Set task:
Records follow. Pull out every line that contains "data".

== Exercise inputs

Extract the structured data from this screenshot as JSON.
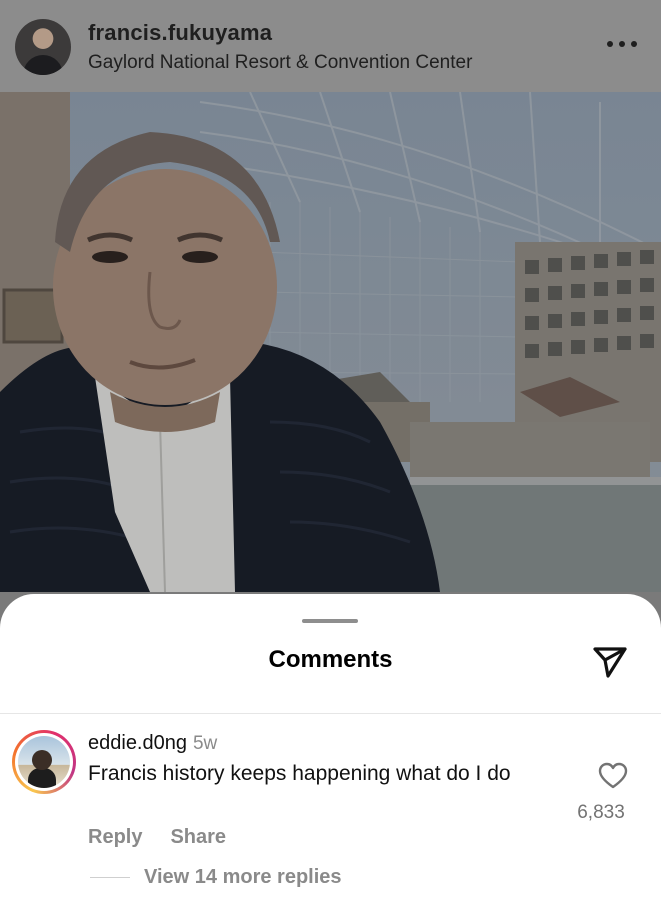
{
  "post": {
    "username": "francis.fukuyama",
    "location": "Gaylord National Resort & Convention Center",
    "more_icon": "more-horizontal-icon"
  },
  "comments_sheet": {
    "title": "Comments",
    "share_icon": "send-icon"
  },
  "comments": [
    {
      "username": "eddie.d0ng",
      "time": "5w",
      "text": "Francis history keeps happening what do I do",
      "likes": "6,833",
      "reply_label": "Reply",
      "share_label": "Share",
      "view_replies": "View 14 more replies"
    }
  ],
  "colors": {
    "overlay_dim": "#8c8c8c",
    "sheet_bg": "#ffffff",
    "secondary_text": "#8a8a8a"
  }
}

====
== Exercise inputs

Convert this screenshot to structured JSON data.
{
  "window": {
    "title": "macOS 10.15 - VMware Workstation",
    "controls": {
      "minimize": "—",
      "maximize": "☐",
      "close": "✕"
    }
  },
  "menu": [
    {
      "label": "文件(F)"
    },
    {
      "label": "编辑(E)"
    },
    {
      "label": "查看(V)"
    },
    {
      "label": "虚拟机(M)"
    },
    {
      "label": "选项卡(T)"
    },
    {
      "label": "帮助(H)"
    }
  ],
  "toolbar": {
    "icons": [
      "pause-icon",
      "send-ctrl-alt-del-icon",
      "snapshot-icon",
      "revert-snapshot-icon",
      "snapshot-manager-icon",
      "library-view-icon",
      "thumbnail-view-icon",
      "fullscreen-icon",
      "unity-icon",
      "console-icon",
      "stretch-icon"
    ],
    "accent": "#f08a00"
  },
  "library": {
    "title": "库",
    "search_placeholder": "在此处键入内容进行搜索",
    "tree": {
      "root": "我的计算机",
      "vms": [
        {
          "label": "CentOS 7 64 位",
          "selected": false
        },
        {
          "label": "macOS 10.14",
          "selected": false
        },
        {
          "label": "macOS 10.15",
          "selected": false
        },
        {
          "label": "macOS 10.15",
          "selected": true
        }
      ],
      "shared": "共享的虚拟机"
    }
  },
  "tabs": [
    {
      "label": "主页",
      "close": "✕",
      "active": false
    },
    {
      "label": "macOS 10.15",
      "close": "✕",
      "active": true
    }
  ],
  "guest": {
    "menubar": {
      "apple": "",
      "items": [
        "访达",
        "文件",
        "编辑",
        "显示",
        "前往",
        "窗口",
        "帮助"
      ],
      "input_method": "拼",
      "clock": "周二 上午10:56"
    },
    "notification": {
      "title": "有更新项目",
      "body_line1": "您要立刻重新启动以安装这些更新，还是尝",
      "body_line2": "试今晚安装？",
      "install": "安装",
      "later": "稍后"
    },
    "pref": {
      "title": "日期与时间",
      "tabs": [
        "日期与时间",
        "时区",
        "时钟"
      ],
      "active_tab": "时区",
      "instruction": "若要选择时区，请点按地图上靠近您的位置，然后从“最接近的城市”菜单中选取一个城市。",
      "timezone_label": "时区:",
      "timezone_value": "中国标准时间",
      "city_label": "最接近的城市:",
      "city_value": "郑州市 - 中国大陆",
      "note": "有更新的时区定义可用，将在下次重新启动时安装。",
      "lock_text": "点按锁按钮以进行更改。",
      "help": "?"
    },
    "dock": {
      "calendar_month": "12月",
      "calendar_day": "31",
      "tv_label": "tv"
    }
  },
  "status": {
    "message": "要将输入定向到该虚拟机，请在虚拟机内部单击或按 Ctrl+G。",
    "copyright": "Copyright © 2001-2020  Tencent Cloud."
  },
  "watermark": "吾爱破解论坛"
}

====

Correct result:
Extract the structured data from this screenshot as JSON.
Convert this screenshot to structured JSON data.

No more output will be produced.